begin Supplied entries

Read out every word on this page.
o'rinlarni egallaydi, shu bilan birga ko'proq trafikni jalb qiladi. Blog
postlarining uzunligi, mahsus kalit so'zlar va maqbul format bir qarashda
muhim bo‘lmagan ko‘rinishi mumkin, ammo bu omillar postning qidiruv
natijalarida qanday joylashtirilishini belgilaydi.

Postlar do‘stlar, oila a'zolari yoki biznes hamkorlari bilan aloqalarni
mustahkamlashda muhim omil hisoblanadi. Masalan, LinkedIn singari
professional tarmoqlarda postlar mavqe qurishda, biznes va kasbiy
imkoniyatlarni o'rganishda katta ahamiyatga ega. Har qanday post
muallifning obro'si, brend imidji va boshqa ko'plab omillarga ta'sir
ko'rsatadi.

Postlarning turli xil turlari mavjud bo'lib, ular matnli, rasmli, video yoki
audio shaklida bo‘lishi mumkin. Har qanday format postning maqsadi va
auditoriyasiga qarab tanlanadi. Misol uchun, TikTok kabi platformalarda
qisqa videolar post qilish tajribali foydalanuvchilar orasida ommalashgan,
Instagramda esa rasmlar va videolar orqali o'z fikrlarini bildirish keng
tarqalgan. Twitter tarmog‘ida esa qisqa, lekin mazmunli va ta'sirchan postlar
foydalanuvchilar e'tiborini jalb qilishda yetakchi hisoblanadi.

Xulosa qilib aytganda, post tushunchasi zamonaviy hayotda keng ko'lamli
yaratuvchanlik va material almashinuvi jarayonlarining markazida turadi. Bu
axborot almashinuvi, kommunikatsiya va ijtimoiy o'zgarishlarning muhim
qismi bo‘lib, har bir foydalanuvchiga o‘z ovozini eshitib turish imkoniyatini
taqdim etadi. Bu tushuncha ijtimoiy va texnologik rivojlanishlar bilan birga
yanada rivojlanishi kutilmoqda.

end Supplied entries

Check each line of the records for the word "yoki" and extract those that contain it.

> The output
Postlar do‘stlar, oila a'zolari yoki biznes hamkorlari bilan aloqalarni
Postlarning turli xil turlari mavjud bo'lib, ular matnli, rasmli, video yoki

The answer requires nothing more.